## [Material supplied]
************

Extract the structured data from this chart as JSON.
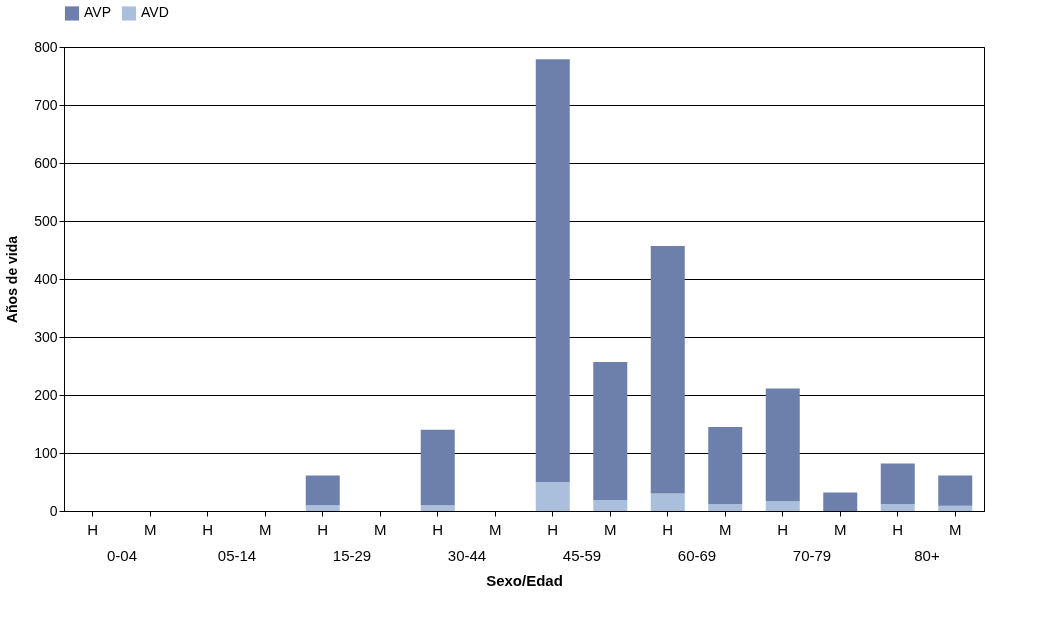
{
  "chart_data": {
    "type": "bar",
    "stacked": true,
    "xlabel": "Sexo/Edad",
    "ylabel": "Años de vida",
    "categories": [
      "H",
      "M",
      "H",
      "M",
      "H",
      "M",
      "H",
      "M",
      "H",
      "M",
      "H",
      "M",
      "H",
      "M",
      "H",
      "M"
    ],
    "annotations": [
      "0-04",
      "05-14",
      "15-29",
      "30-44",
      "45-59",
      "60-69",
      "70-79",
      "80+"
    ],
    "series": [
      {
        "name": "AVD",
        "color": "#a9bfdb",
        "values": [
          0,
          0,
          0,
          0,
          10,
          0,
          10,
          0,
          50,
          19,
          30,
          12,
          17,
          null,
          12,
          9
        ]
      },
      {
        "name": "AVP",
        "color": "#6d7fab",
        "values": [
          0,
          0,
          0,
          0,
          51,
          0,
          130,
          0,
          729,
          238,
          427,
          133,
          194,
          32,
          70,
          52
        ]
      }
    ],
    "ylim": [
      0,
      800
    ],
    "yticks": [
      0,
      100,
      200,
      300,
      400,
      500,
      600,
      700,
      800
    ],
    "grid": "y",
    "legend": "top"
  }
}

************

## [Exercise directions]
Every record above must be given again exactly; drop the pictures.

## [Output below]
Extract the structured data from this chart as JSON.
{
  "chart_data": {
    "type": "bar",
    "stacked": true,
    "xlabel": "Sexo/Edad",
    "ylabel": "Años de vida",
    "categories": [
      "H",
      "M",
      "H",
      "M",
      "H",
      "M",
      "H",
      "M",
      "H",
      "M",
      "H",
      "M",
      "H",
      "M",
      "H",
      "M"
    ],
    "annotations": [
      "0-04",
      "05-14",
      "15-29",
      "30-44",
      "45-59",
      "60-69",
      "70-79",
      "80+"
    ],
    "series": [
      {
        "name": "AVD",
        "color": "#a9bfdb",
        "values": [
          0,
          0,
          0,
          0,
          10,
          0,
          10,
          0,
          50,
          19,
          30,
          12,
          17,
          null,
          12,
          9
        ]
      },
      {
        "name": "AVP",
        "color": "#6d7fab",
        "values": [
          0,
          0,
          0,
          0,
          51,
          0,
          130,
          0,
          729,
          238,
          427,
          133,
          194,
          32,
          70,
          52
        ]
      }
    ],
    "ylim": [
      0,
      800
    ],
    "yticks": [
      0,
      100,
      200,
      300,
      400,
      500,
      600,
      700,
      800
    ],
    "grid": "y",
    "legend": "top"
  }
}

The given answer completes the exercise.